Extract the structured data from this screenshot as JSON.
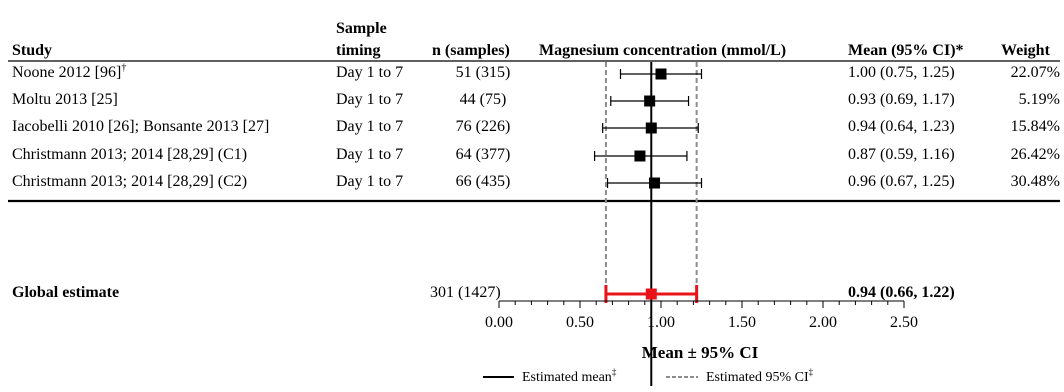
{
  "chart_data": {
    "type": "forest",
    "columns": {
      "study": "Study",
      "timing_line1": "Sample",
      "timing_line2": "timing",
      "n": "n (samples)",
      "plot": "Magnesium concentration (mmol/L)",
      "mean_ci": "Mean (95% CI)*",
      "weight": "Weight"
    },
    "rows": [
      {
        "study": "Noone 2012 [96]",
        "study_sup": "†",
        "timing": "Day 1 to 7",
        "n": "51 (315)",
        "mean": 1.0,
        "lo": 0.75,
        "hi": 1.25,
        "ci_text": "1.00 (0.75, 1.25)",
        "weight": "22.07%"
      },
      {
        "study": "Moltu 2013 [25]",
        "study_sup": "",
        "timing": "Day 1 to 7",
        "n": "44 (75)",
        "mean": 0.93,
        "lo": 0.69,
        "hi": 1.17,
        "ci_text": "0.93 (0.69, 1.17)",
        "weight": "5.19%"
      },
      {
        "study": "Iacobelli 2010 [26]; Bonsante 2013 [27]",
        "study_sup": "",
        "timing": "Day 1 to 7",
        "n": "76 (226)",
        "mean": 0.94,
        "lo": 0.64,
        "hi": 1.23,
        "ci_text": "0.94 (0.64, 1.23)",
        "weight": "15.84%"
      },
      {
        "study": "Christmann 2013; 2014 [28,29] (C1)",
        "study_sup": "",
        "timing": "Day 1 to 7",
        "n": "64 (377)",
        "mean": 0.87,
        "lo": 0.59,
        "hi": 1.16,
        "ci_text": "0.87 (0.59, 1.16)",
        "weight": "26.42%"
      },
      {
        "study": "Christmann 2013; 2014  [28,29] (C2)",
        "study_sup": "",
        "timing": "Day 1 to 7",
        "n": "66 (435)",
        "mean": 0.96,
        "lo": 0.67,
        "hi": 1.25,
        "ci_text": "0.96 (0.67, 1.25)",
        "weight": "30.48%"
      }
    ],
    "global": {
      "label": "Global estimate",
      "n": "301 (1427)",
      "mean": 0.94,
      "lo": 0.66,
      "hi": 1.22,
      "ci_text": "0.94 (0.66, 1.22)"
    },
    "xaxis": {
      "min": 0,
      "max": 2.5,
      "ticks": [
        0,
        0.5,
        1,
        1.5,
        2,
        2.5
      ],
      "tick_labels": [
        "0.00",
        "0.50",
        "1.00",
        "1.50",
        "2.00",
        "2.50"
      ],
      "minor_step": 0.1,
      "label": "Mean ± 95% CI"
    },
    "reference_lines": {
      "estimated_mean": 0.94,
      "ci_lower": 0.66,
      "ci_upper": 1.22
    },
    "legend": {
      "mean_label": "Estimated mean",
      "mean_sup": "‡",
      "ci_label": "Estimated 95% CI",
      "ci_sup": "‡",
      "position": "bottom-center"
    },
    "colors": {
      "study_marker": "#000000",
      "global_marker": "#e8141a",
      "ci_dashed": "#8c8c8c"
    }
  }
}
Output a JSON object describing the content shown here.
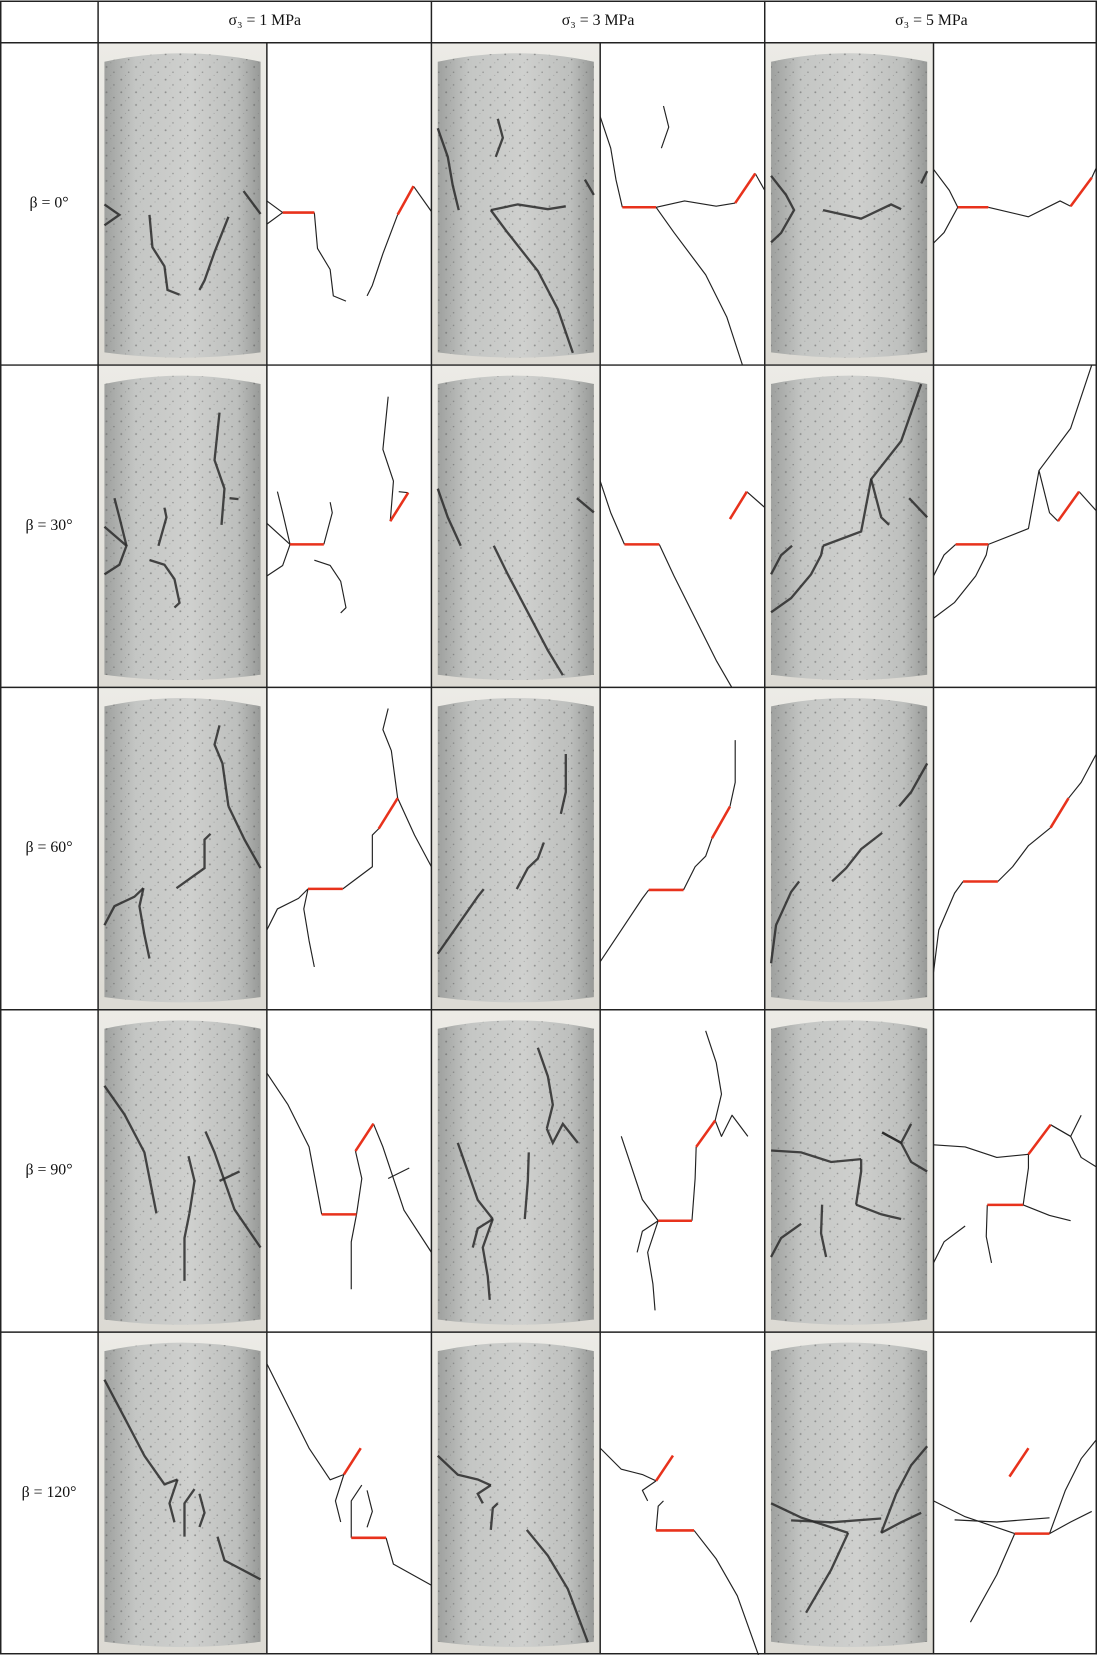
{
  "header": {
    "columns": [
      "σ₃ = 1 MPa",
      "σ₃ = 3 MPa",
      "σ₃ = 5 MPa"
    ]
  },
  "row_labels": [
    "β = 0°",
    "β = 30°",
    "β = 60°",
    "β = 90°",
    "β = 120°"
  ]
}
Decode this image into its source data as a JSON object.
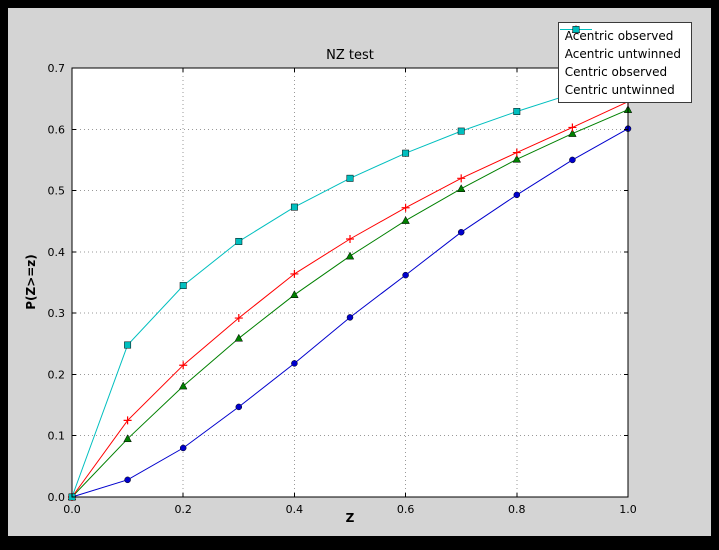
{
  "colors": {
    "figure_bg": "#d4d4d4",
    "plot_bg": "#ffffff",
    "grid": "#999999",
    "axis_border": "#000000",
    "legend_border": "#3a3a3a"
  },
  "chart_data": {
    "type": "line",
    "title": "NZ test",
    "xlabel": "Z",
    "ylabel": "P(Z>=z)",
    "xlim": [
      0.0,
      1.0
    ],
    "ylim": [
      0.0,
      0.7
    ],
    "xticks": [
      0.0,
      0.2,
      0.4,
      0.6,
      0.8,
      1.0
    ],
    "yticks": [
      0.0,
      0.1,
      0.2,
      0.3,
      0.4,
      0.5,
      0.6,
      0.7
    ],
    "grid": true,
    "grid_style": "dotted",
    "legend_position": "upper right",
    "x": [
      0.0,
      0.1,
      0.2,
      0.3,
      0.4,
      0.5,
      0.6,
      0.7,
      0.8,
      0.9,
      1.0
    ],
    "series": [
      {
        "name": "Acentric observed",
        "color": "#0000cd",
        "marker": "circle",
        "values": [
          0.0,
          0.028,
          0.08,
          0.147,
          0.218,
          0.293,
          0.362,
          0.432,
          0.493,
          0.55,
          0.601
        ]
      },
      {
        "name": "Acentric untwinned",
        "color": "#008000",
        "marker": "triangle",
        "values": [
          0.0,
          0.095,
          0.181,
          0.259,
          0.33,
          0.393,
          0.451,
          0.503,
          0.551,
          0.593,
          0.632
        ]
      },
      {
        "name": "Centric observed",
        "color": "#ff0000",
        "marker": "plus",
        "values": [
          0.0,
          0.125,
          0.215,
          0.292,
          0.364,
          0.421,
          0.472,
          0.52,
          0.562,
          0.603,
          0.645
        ]
      },
      {
        "name": "Centric untwinned",
        "color": "#00bfbf",
        "marker": "square",
        "values": [
          0.0,
          0.248,
          0.345,
          0.417,
          0.473,
          0.52,
          0.561,
          0.597,
          0.629,
          0.658,
          0.683
        ]
      }
    ]
  }
}
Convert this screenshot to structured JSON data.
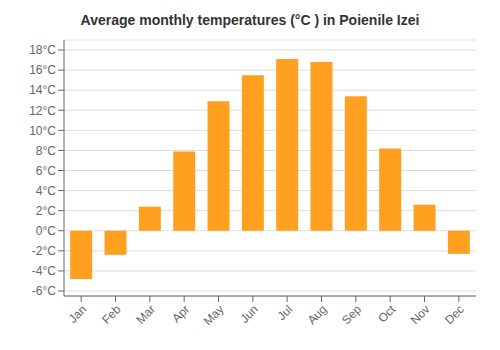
{
  "chart_data": {
    "type": "bar",
    "title": "Average monthly temperatures (°C ) in Poienile Izei",
    "categories": [
      "Jan",
      "Feb",
      "Mar",
      "Apr",
      "May",
      "Jun",
      "Jul",
      "Aug",
      "Sep",
      "Oct",
      "Nov",
      "Dec"
    ],
    "values": [
      -4.8,
      -2.4,
      2.4,
      7.9,
      12.9,
      15.5,
      17.1,
      16.8,
      13.4,
      8.2,
      2.6,
      -2.3
    ],
    "color": "#FFA020",
    "ylim": [
      -6.5,
      19
    ],
    "yticks": [
      {
        "value": -6,
        "label": "-6°C"
      },
      {
        "value": -4,
        "label": "-4°C"
      },
      {
        "value": -2,
        "label": "-2°C"
      },
      {
        "value": 0,
        "label": "0°C"
      },
      {
        "value": 2,
        "label": "2°C"
      },
      {
        "value": 4,
        "label": "4°C"
      },
      {
        "value": 6,
        "label": "6°C"
      },
      {
        "value": 8,
        "label": "8°C"
      },
      {
        "value": 10,
        "label": "10°C"
      },
      {
        "value": 12,
        "label": "12°C"
      },
      {
        "value": 14,
        "label": "14°C"
      },
      {
        "value": 16,
        "label": "16°C"
      },
      {
        "value": 18,
        "label": "18°C"
      }
    ],
    "grid": true
  }
}
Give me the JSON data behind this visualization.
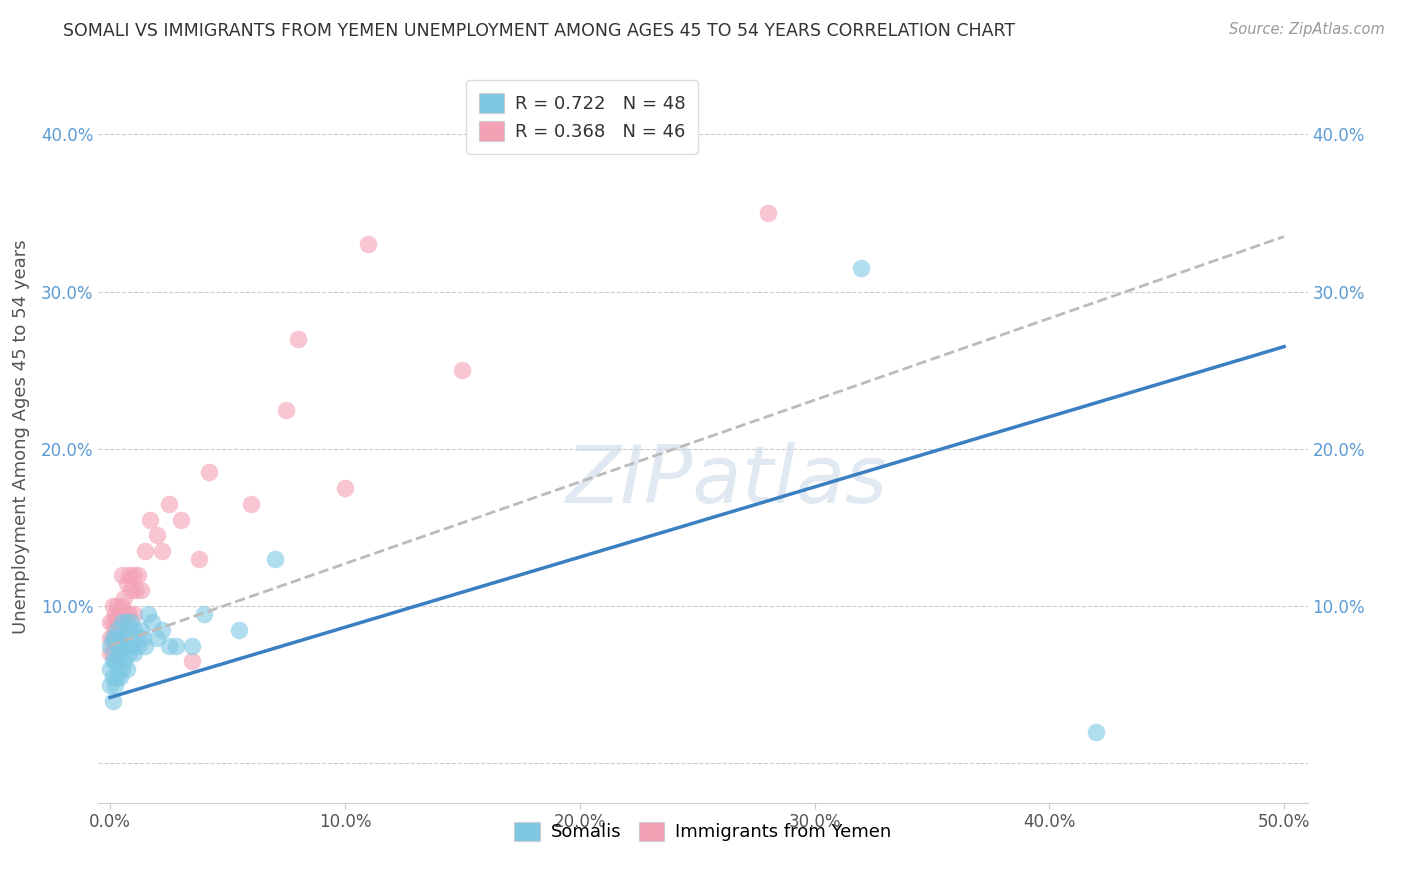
{
  "title": "SOMALI VS IMMIGRANTS FROM YEMEN UNEMPLOYMENT AMONG AGES 45 TO 54 YEARS CORRELATION CHART",
  "source": "Source: ZipAtlas.com",
  "ylabel": "Unemployment Among Ages 45 to 54 years",
  "color_blue": "#7ec8e3",
  "color_pink": "#f4a0b5",
  "line_color_blue": "#3a7fc1",
  "line_color_pink": "#c9496e",
  "line_color_gray_dashed": "#bbbbbb",
  "background_color": "#ffffff",
  "legend_label1": "Somalis",
  "legend_label2": "Immigrants from Yemen",
  "somali_x": [
    0.0,
    0.0,
    0.0,
    0.001,
    0.001,
    0.001,
    0.001,
    0.002,
    0.002,
    0.002,
    0.003,
    0.003,
    0.003,
    0.003,
    0.004,
    0.004,
    0.004,
    0.005,
    0.005,
    0.005,
    0.006,
    0.006,
    0.007,
    0.007,
    0.007,
    0.008,
    0.008,
    0.009,
    0.009,
    0.01,
    0.01,
    0.011,
    0.012,
    0.013,
    0.014,
    0.015,
    0.016,
    0.018,
    0.02,
    0.022,
    0.025,
    0.028,
    0.035,
    0.04,
    0.055,
    0.07,
    0.32,
    0.42
  ],
  "somali_y": [
    0.05,
    0.06,
    0.075,
    0.04,
    0.055,
    0.065,
    0.08,
    0.05,
    0.065,
    0.08,
    0.055,
    0.065,
    0.075,
    0.085,
    0.055,
    0.07,
    0.08,
    0.06,
    0.075,
    0.09,
    0.065,
    0.08,
    0.06,
    0.075,
    0.09,
    0.07,
    0.085,
    0.075,
    0.09,
    0.07,
    0.085,
    0.08,
    0.075,
    0.085,
    0.08,
    0.075,
    0.095,
    0.09,
    0.08,
    0.085,
    0.075,
    0.075,
    0.075,
    0.095,
    0.085,
    0.13,
    0.315,
    0.02
  ],
  "yemen_x": [
    0.0,
    0.0,
    0.0,
    0.001,
    0.001,
    0.001,
    0.001,
    0.002,
    0.002,
    0.002,
    0.003,
    0.003,
    0.003,
    0.004,
    0.004,
    0.005,
    0.005,
    0.005,
    0.006,
    0.006,
    0.007,
    0.007,
    0.008,
    0.008,
    0.009,
    0.01,
    0.01,
    0.011,
    0.012,
    0.013,
    0.015,
    0.017,
    0.02,
    0.022,
    0.025,
    0.03,
    0.035,
    0.038,
    0.042,
    0.06,
    0.075,
    0.08,
    0.1,
    0.11,
    0.15,
    0.28
  ],
  "yemen_y": [
    0.07,
    0.08,
    0.09,
    0.07,
    0.08,
    0.09,
    0.1,
    0.075,
    0.085,
    0.095,
    0.08,
    0.09,
    0.1,
    0.085,
    0.095,
    0.09,
    0.1,
    0.12,
    0.09,
    0.105,
    0.095,
    0.115,
    0.095,
    0.12,
    0.11,
    0.095,
    0.12,
    0.11,
    0.12,
    0.11,
    0.135,
    0.155,
    0.145,
    0.135,
    0.165,
    0.155,
    0.065,
    0.13,
    0.185,
    0.165,
    0.225,
    0.27,
    0.175,
    0.33,
    0.25,
    0.35
  ],
  "somali_line_x": [
    0.0,
    0.5
  ],
  "somali_line_y": [
    0.042,
    0.265
  ],
  "yemen_line_x": [
    0.0,
    0.5
  ],
  "yemen_line_y": [
    0.075,
    0.335
  ],
  "xtick_positions": [
    0.0,
    0.1,
    0.2,
    0.3,
    0.4,
    0.5
  ],
  "xtick_labels": [
    "0.0%",
    "10.0%",
    "20.0%",
    "30.0%",
    "40.0%",
    "50.0%"
  ],
  "ytick_positions": [
    0.0,
    0.1,
    0.2,
    0.3,
    0.4
  ],
  "ytick_labels": [
    "",
    "10.0%",
    "20.0%",
    "30.0%",
    "40.0%"
  ],
  "xlim": [
    -0.005,
    0.51
  ],
  "ylim": [
    -0.025,
    0.44
  ]
}
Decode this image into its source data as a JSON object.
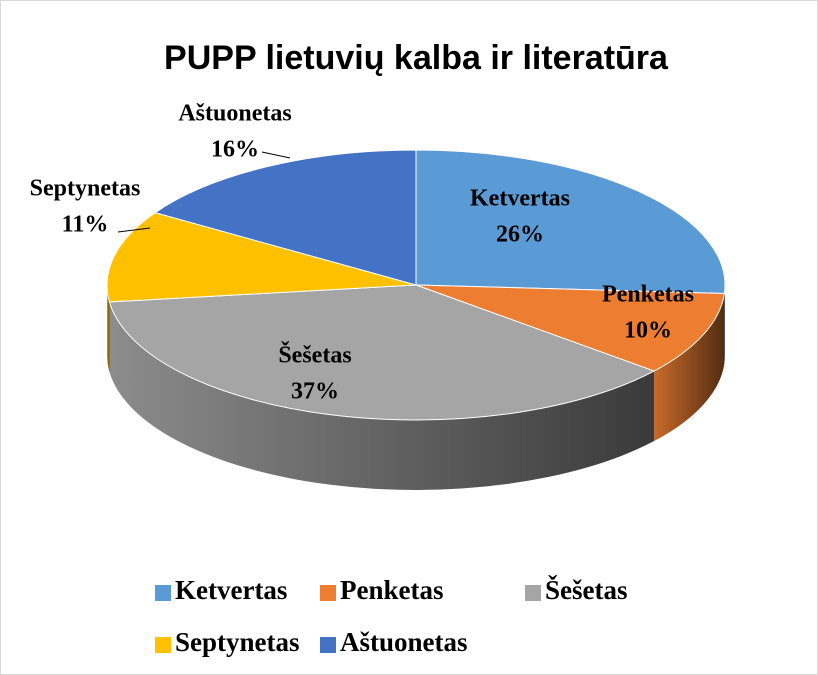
{
  "chart_data": {
    "type": "pie",
    "title": "PUPP lietuvių kalba ir literatūra",
    "categories": [
      "Ketvertas",
      "Penketas",
      "Šešetas",
      "Septynetas",
      "Aštuonetas"
    ],
    "values": [
      26,
      10,
      37,
      11,
      16
    ],
    "value_labels": [
      "26%",
      "10%",
      "37%",
      "11%",
      "16%"
    ],
    "colors": [
      "#5b9bd5",
      "#ed7d31",
      "#a5a5a5",
      "#ffc000",
      "#4472c4"
    ],
    "legend": "bottom"
  }
}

» **Your task**
Lines that hold "untwinned" are the ones to copy; find all of them.

» **Task response**
        "name": "Acentric untwinned",
        "name": "Centric untwinned",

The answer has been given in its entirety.